[EXTRACT TO READ]

(begin)

Re: [PATCH 2/2] signal c/r: implement /proc/pid/sig writing [message #18863 is a reply to message #18833] Mon, 11 June 2007 16:47 Go to previous messageGo to next message
serue is currently offline  serue
Messages: 750
Registered: February 2006
Senior Member
Quoting Cedric Le Goater (clg@fr.ibm.com):
> with all the infos you've gathered in /proc, why don't you just kill the
> process ?
> 
> The patch we have to restore pending signals in 2.6.21-mm2-lxc3 does :
> 
> +static int pid_set_siginfo(mcrk_session_t * s, void *ptarg)
> +{
> +	mcrk_pid_setsignal_t arg;
> +	siginfo_t si;
> +	int ret;
> +
> +	if (!ptarg) {
> +		return -EINVAL;
> +	}
> +
> +	if (copy_from_user(&arg, ptarg, sizeof(arg)))
> +		return -EFAULT;
> +	if (copy_from_user(&si, U64_2_PTR(arg.siginfo), sizeof(si)))
> +		return -EFAULT;

Hmm, one problem with especially this second copy_from_user() is that
you are making the checkpoint image more kernel dependant.

Whatever approach we take both high-level and low-level, we do want to
avoid having checkpoint images directly reflect in-kernel structures,
right?

(end)

[WORK TO BE COMPLETED]
Return the patch reply word for word, in full. The records have nothing to do with the patch reply.

[DATASET EXTRACT]
(begin)

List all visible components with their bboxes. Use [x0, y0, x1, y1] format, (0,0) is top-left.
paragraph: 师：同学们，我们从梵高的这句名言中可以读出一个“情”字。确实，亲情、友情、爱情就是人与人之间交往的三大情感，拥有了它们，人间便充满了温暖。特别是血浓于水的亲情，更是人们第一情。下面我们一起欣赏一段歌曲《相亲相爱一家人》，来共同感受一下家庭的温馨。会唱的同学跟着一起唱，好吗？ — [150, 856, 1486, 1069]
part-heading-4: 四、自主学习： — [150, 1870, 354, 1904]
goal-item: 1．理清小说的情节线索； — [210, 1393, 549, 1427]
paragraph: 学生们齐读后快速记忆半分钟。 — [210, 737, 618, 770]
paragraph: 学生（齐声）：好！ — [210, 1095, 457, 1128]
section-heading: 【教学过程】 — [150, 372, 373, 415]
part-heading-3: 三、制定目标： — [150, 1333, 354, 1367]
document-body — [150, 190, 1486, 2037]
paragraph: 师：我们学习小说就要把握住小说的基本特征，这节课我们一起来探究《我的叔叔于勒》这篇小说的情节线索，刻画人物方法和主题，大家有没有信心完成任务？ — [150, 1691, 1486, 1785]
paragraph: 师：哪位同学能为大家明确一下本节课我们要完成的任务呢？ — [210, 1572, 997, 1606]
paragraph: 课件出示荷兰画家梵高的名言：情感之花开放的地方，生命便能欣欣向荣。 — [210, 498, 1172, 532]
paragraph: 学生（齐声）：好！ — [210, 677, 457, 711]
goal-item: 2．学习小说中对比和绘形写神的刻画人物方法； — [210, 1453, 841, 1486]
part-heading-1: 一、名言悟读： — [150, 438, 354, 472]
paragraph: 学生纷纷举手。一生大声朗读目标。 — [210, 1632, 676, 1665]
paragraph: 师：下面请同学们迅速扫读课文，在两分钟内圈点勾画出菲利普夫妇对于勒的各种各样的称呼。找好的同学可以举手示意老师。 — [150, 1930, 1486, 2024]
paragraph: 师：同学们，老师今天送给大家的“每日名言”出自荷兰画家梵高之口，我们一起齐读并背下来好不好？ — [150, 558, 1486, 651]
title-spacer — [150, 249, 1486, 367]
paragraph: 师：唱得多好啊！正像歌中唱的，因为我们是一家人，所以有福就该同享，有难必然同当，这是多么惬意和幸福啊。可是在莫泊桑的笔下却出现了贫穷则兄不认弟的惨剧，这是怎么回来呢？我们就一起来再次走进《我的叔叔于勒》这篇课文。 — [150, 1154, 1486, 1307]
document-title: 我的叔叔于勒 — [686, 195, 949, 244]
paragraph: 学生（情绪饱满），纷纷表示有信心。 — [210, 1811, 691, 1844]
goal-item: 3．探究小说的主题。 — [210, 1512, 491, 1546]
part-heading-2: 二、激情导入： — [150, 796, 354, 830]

(end)

[RESPONSE TO THE EXERCISE]
Re: [PATCH 2/2] signal c/r: implement /proc/pid/sig writing [message #18863 is a reply to message #18833] Mon, 11 June 2007 16:47 Go to previous messageGo to next message
serue is currently offline  serue
Messages: 750
Registered: February 2006
Senior Member
Quoting Cedric Le Goater (clg@fr.ibm.com):
> with all the infos you've gathered in /proc, why don't you just kill the
> process ?
> 
> The patch we have to restore pending signals in 2.6.21-mm2-lxc3 does :
> 
> +static int pid_set_siginfo(mcrk_session_t * s, void *ptarg)
> +{
> +	mcrk_pid_setsignal_t arg;
> +	siginfo_t si;
> +	int ret;
> +
> +	if (!ptarg) {
> +		return -EINVAL;
> +	}
> +
> +	if (copy_from_user(&arg, ptarg, sizeof(arg)))
> +		return -EFAULT;
> +	if (copy_from_user(&si, U64_2_PTR(arg.siginfo), sizeof(si)))
> +		return -EFAULT;

Hmm, one problem with especially this second copy_from_user() is that
you are making the checkpoint image more kernel dependant.

Whatever approach we take both high-level and low-level, we do want to
avoid having checkpoint images directly reflect in-kernel structures,
right?